TO DO -> Exactly reproduce all the records, keeping pictures out of the copy.

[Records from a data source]
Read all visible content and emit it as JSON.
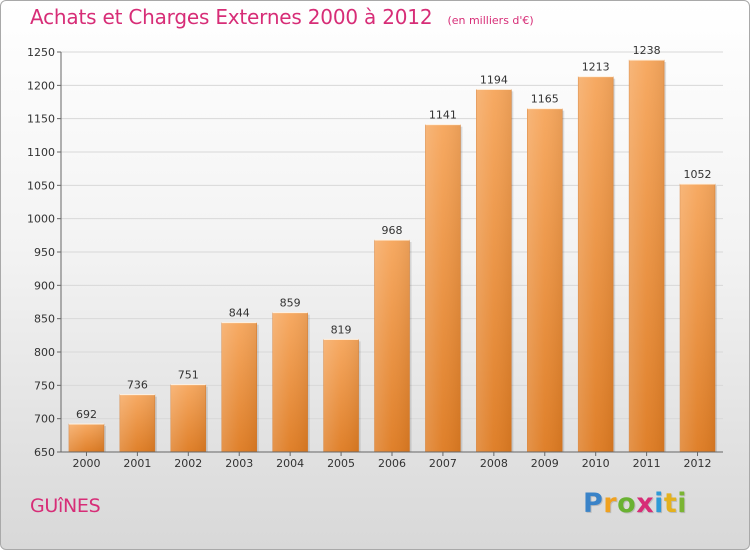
{
  "header": {
    "title": "Achats et Charges Externes 2000 à 2012",
    "subtitle": "(en milliers d'€)"
  },
  "footer": {
    "city": "GUîNES",
    "brand": {
      "p": "P",
      "r": "r",
      "o": "o",
      "x": "x",
      "i1": "i",
      "t": "t",
      "i2": "i"
    }
  },
  "colors": {
    "title": "#d72d77",
    "bar_light": "#f6a65c",
    "bar_dark": "#e07f28",
    "axis": "#555555",
    "grid": "#d0d0d0"
  },
  "chart_data": {
    "type": "bar",
    "title": "Achats et Charges Externes 2000 à 2012",
    "subtitle": "(en milliers d'€)",
    "categories": [
      "2000",
      "2001",
      "2002",
      "2003",
      "2004",
      "2005",
      "2006",
      "2007",
      "2008",
      "2009",
      "2010",
      "2011",
      "2012"
    ],
    "values": [
      692,
      736,
      751,
      844,
      859,
      819,
      968,
      1141,
      1194,
      1165,
      1213,
      1238,
      1052
    ],
    "ylim": [
      650,
      1250
    ],
    "yticks": [
      650,
      700,
      750,
      800,
      850,
      900,
      950,
      1000,
      1050,
      1100,
      1150,
      1200,
      1250
    ],
    "xlabel": "",
    "ylabel": "",
    "grid": true
  }
}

RIGHT ANSWER ->
Read all visible content and emit it as JSON.
{
  "header": {
    "title": "Achats et Charges Externes 2000 à 2012",
    "subtitle": "(en milliers d'€)"
  },
  "footer": {
    "city": "GUîNES",
    "brand": {
      "p": "P",
      "r": "r",
      "o": "o",
      "x": "x",
      "i1": "i",
      "t": "t",
      "i2": "i"
    }
  },
  "colors": {
    "title": "#d72d77",
    "bar_light": "#f6a65c",
    "bar_dark": "#e07f28",
    "axis": "#555555",
    "grid": "#d0d0d0"
  },
  "chart_data": {
    "type": "bar",
    "title": "Achats et Charges Externes 2000 à 2012",
    "subtitle": "(en milliers d'€)",
    "categories": [
      "2000",
      "2001",
      "2002",
      "2003",
      "2004",
      "2005",
      "2006",
      "2007",
      "2008",
      "2009",
      "2010",
      "2011",
      "2012"
    ],
    "values": [
      692,
      736,
      751,
      844,
      859,
      819,
      968,
      1141,
      1194,
      1165,
      1213,
      1238,
      1052
    ],
    "ylim": [
      650,
      1250
    ],
    "yticks": [
      650,
      700,
      750,
      800,
      850,
      900,
      950,
      1000,
      1050,
      1100,
      1150,
      1200,
      1250
    ],
    "xlabel": "",
    "ylabel": "",
    "grid": true
  }
}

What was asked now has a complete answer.